Could you repeat the records from the line with "- copy-block: WE" up to and including the line with "- body-line-3: reflect", renaming "potency" to "strength" and leaving everything else untouched?
+ + + + + + +
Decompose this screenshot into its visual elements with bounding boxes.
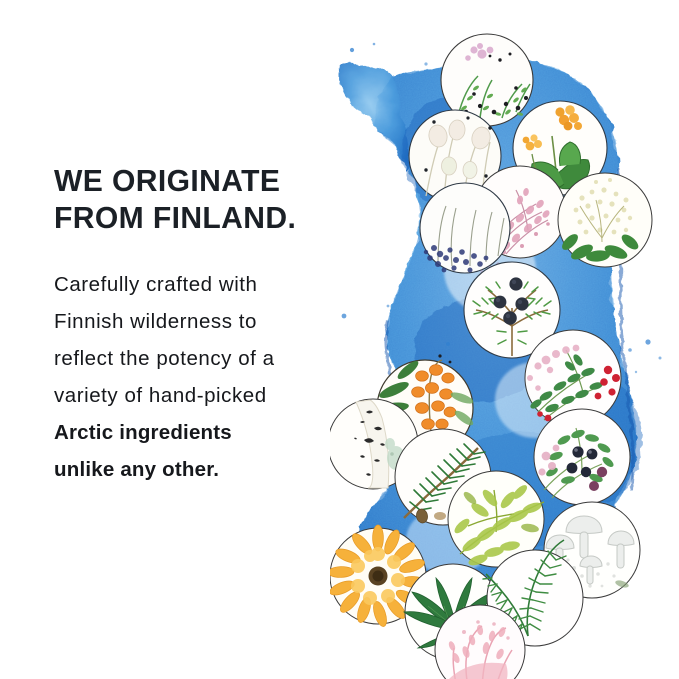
- copy-block: WE ORIGINATE FROM FINLAND. Carefully cra…: [54, 162, 354, 488]
- map-svg: [330, 20, 679, 679]
- finland-map-illustration: [330, 20, 679, 679]
- body-line-2: Finnish wilderness to: [54, 303, 354, 340]
- botanical-circle-blueberry: [534, 409, 630, 505]
- poster-canvas: WE ORIGINATE FROM FINLAND. Carefully cra…: [0, 0, 679, 679]
- body-line-3: reflect the potency of a: [54, 340, 354, 377]
- body-line-1: Carefully crafted with: [54, 266, 354, 303]
- body-line-6-bold: unlike any other.: [54, 451, 354, 488]
- body-line-4: variety of hand-picked: [54, 377, 354, 414]
- page-title: WE ORIGINATE FROM FINLAND.: [54, 162, 345, 236]
- body-line-5-bold: Arctic ingredients: [54, 414, 354, 451]
- botanical-circle-bilberry-bush: [420, 183, 510, 274]
- body-paragraph: Carefully crafted with Finnish wildernes…: [54, 266, 354, 488]
- botanical-circle-meadowsweet: [558, 173, 652, 267]
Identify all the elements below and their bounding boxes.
+ + + + + + +
_Exercise output_.
- copy-block: WE ORIGINATE FROM FINLAND. Carefully cra…: [54, 162, 354, 488]
- map-svg: [330, 20, 679, 679]
- finland-map-illustration: [330, 20, 679, 679]
- body-line-2: Finnish wilderness to: [54, 303, 354, 340]
- botanical-circle-blueberry: [534, 409, 630, 505]
- poster-canvas: WE ORIGINATE FROM FINLAND. Carefully cra…: [0, 0, 679, 679]
- body-line-3: reflect the strength of a: [54, 340, 354, 377]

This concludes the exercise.